• [THE REQUEST]: Print the records below exactly, from the line with "app-icon bbox=[6, 806, 20, 820]" to the line with "close-button[interactable] bbox=[154, 1321, 170, 1335]".

• [ENTRIES SHOWN]:
-----
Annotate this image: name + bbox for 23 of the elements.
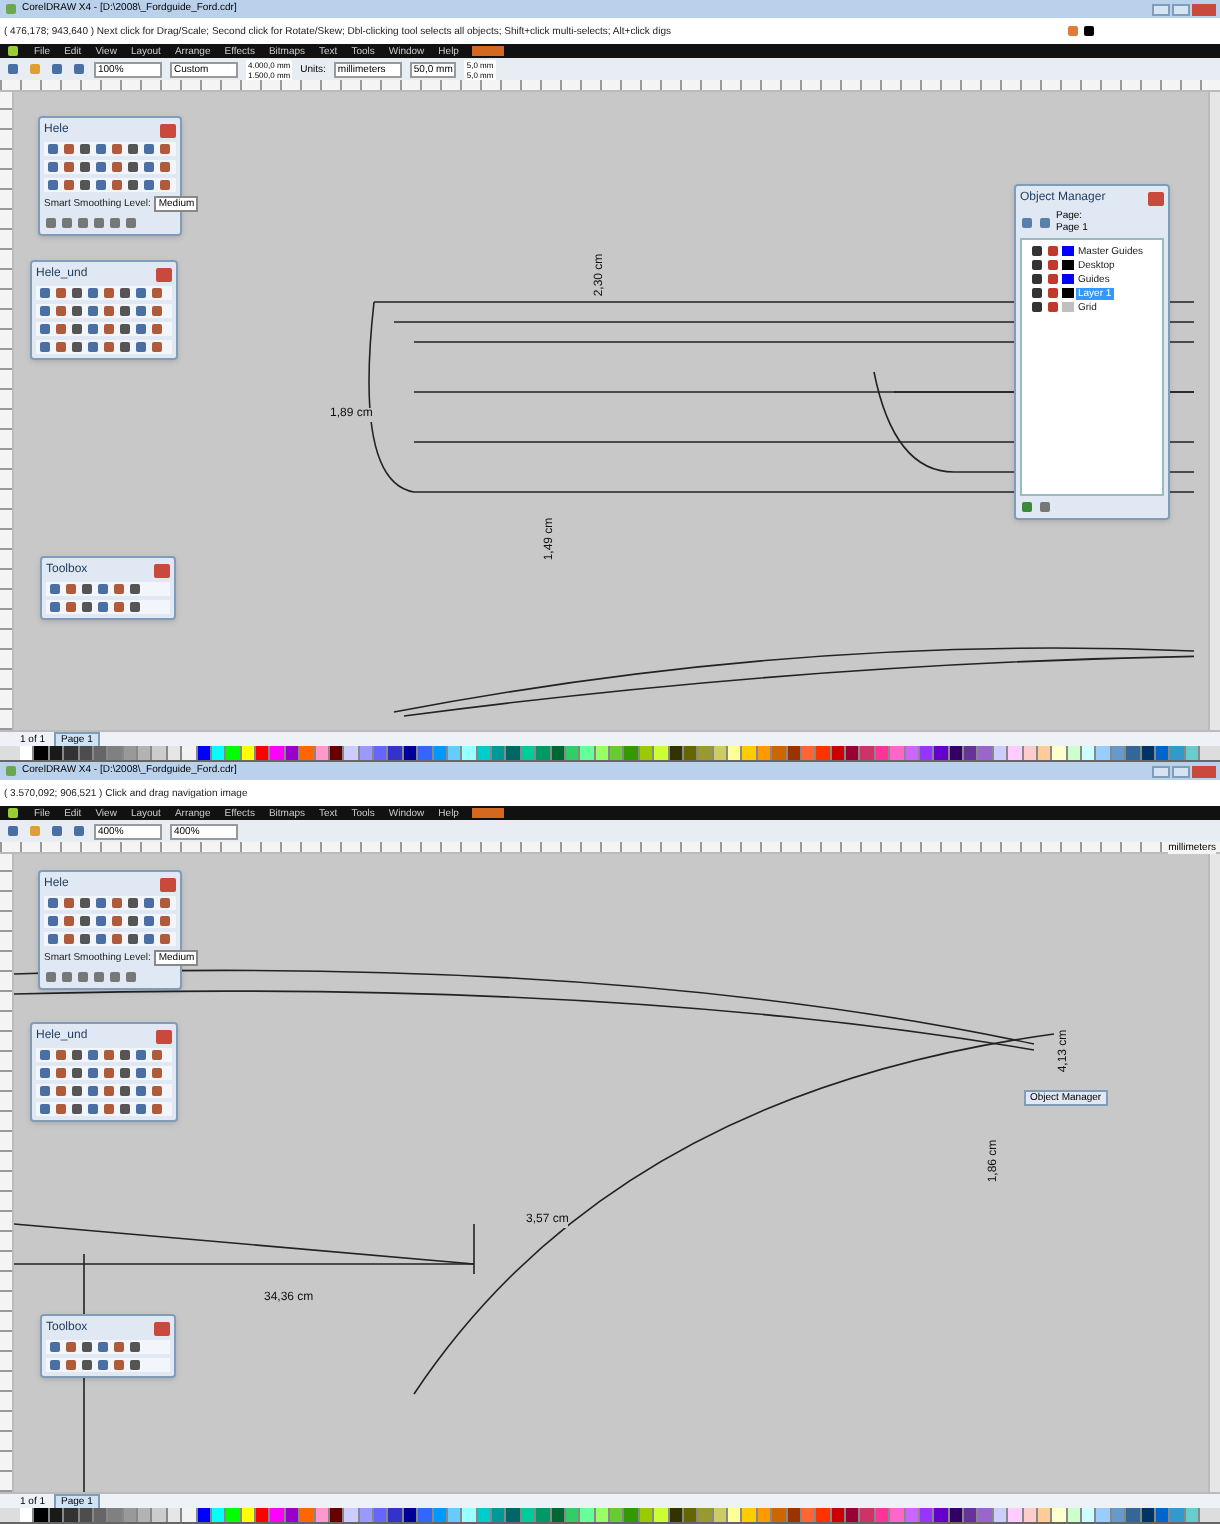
app-icon bbox=[6, 806, 20, 820]
promo-button[interactable] bbox=[472, 46, 505, 56]
close-button[interactable] bbox=[1148, 191, 1164, 205]
new-layer-icon[interactable] bbox=[1020, 500, 1034, 514]
app-icon bbox=[4, 2, 18, 16]
close-button[interactable] bbox=[160, 123, 176, 137]
color-palette[interactable] bbox=[0, 746, 1220, 760]
close-button[interactable] bbox=[160, 877, 176, 891]
close-button[interactable] bbox=[154, 1321, 170, 1335]
close-button[interactable] bbox=[156, 1029, 172, 1043]
close-button[interactable] bbox=[1192, 3, 1216, 15]
scroll-bar[interactable] bbox=[1208, 854, 1220, 1492]
close-button[interactable] bbox=[154, 563, 170, 577]
close-button[interactable] bbox=[1192, 765, 1216, 777]
scroll-bar[interactable] bbox=[1208, 92, 1220, 730]
promo-button[interactable] bbox=[472, 808, 505, 818]
color-palette[interactable] bbox=[0, 1508, 1220, 1522]
delete-icon[interactable] bbox=[1038, 500, 1052, 514]
app-icon bbox=[4, 764, 18, 778]
outline-color-icon bbox=[1082, 24, 1096, 38]
app-icon bbox=[6, 44, 20, 58]
fill-color-icon bbox=[1066, 24, 1080, 38]
close-button[interactable] bbox=[156, 267, 172, 281]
-----
• [TASK RESPONSE]:
app-icon bbox=[6, 806, 20, 820]
promo-button[interactable] bbox=[472, 46, 505, 56]
close-button[interactable] bbox=[1148, 191, 1164, 205]
new-layer-icon[interactable] bbox=[1020, 500, 1034, 514]
app-icon bbox=[4, 2, 18, 16]
close-button[interactable] bbox=[160, 123, 176, 137]
color-palette[interactable] bbox=[0, 746, 1220, 760]
close-button[interactable] bbox=[160, 877, 176, 891]
close-button[interactable] bbox=[154, 1321, 170, 1335]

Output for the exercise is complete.